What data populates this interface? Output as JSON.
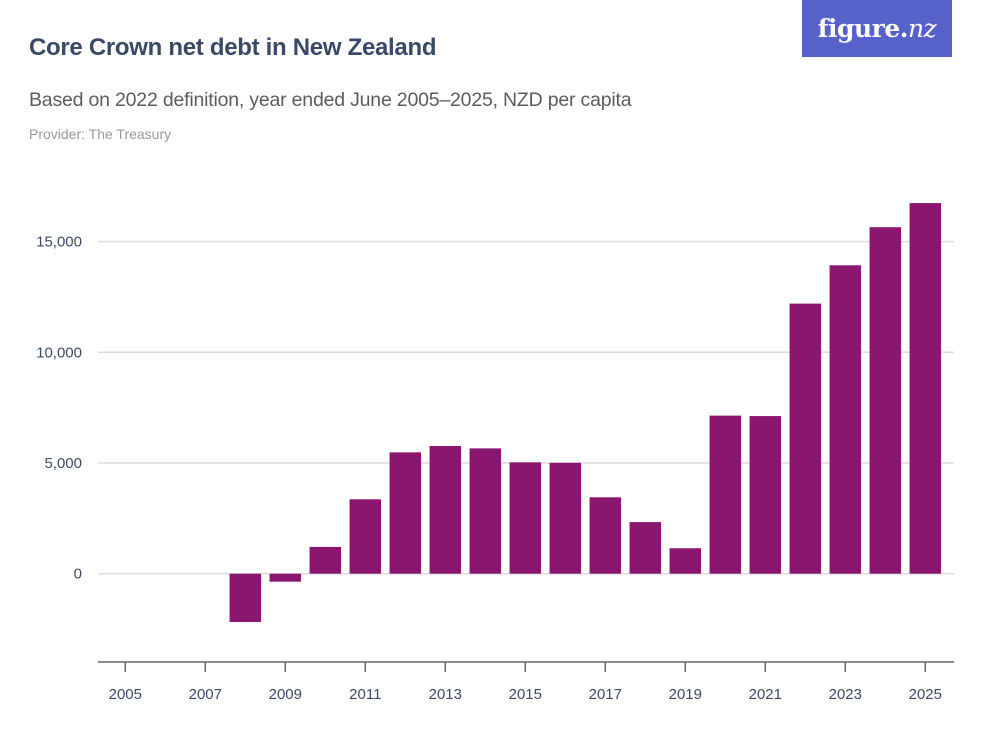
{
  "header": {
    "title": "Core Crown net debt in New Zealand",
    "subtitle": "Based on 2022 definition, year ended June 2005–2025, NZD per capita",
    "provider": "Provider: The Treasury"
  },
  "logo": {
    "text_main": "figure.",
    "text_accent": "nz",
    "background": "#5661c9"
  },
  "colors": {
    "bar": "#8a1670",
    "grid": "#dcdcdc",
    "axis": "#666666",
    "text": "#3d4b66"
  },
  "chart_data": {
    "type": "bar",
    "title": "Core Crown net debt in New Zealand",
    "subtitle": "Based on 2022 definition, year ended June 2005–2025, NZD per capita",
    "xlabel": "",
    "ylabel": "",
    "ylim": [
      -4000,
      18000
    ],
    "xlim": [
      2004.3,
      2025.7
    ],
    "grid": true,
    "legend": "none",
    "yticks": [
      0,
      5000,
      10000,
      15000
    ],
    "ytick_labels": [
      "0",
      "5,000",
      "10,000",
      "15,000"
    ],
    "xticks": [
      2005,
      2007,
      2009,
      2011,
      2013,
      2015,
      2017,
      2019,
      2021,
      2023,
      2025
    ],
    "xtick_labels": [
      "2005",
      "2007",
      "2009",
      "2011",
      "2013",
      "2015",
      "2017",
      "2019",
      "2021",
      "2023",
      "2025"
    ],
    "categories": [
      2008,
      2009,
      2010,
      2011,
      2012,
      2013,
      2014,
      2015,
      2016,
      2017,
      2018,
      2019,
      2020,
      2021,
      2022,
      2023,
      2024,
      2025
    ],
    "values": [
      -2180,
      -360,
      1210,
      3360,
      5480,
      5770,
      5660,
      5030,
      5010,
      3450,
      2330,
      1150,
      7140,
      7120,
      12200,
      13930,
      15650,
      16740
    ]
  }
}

+++++

WORK TO BE COMPLETED | All the lines above are to be reproduced exactly, except the pictures.

FINAL ANSWER |
What data populates this interface? Output as JSON.
{
  "header": {
    "title": "Core Crown net debt in New Zealand",
    "subtitle": "Based on 2022 definition, year ended June 2005–2025, NZD per capita",
    "provider": "Provider: The Treasury"
  },
  "logo": {
    "text_main": "figure.",
    "text_accent": "nz",
    "background": "#5661c9"
  },
  "colors": {
    "bar": "#8a1670",
    "grid": "#dcdcdc",
    "axis": "#666666",
    "text": "#3d4b66"
  },
  "chart_data": {
    "type": "bar",
    "title": "Core Crown net debt in New Zealand",
    "subtitle": "Based on 2022 definition, year ended June 2005–2025, NZD per capita",
    "xlabel": "",
    "ylabel": "",
    "ylim": [
      -4000,
      18000
    ],
    "xlim": [
      2004.3,
      2025.7
    ],
    "grid": true,
    "legend": "none",
    "yticks": [
      0,
      5000,
      10000,
      15000
    ],
    "ytick_labels": [
      "0",
      "5,000",
      "10,000",
      "15,000"
    ],
    "xticks": [
      2005,
      2007,
      2009,
      2011,
      2013,
      2015,
      2017,
      2019,
      2021,
      2023,
      2025
    ],
    "xtick_labels": [
      "2005",
      "2007",
      "2009",
      "2011",
      "2013",
      "2015",
      "2017",
      "2019",
      "2021",
      "2023",
      "2025"
    ],
    "categories": [
      2008,
      2009,
      2010,
      2011,
      2012,
      2013,
      2014,
      2015,
      2016,
      2017,
      2018,
      2019,
      2020,
      2021,
      2022,
      2023,
      2024,
      2025
    ],
    "values": [
      -2180,
      -360,
      1210,
      3360,
      5480,
      5770,
      5660,
      5030,
      5010,
      3450,
      2330,
      1150,
      7140,
      7120,
      12200,
      13930,
      15650,
      16740
    ]
  }
}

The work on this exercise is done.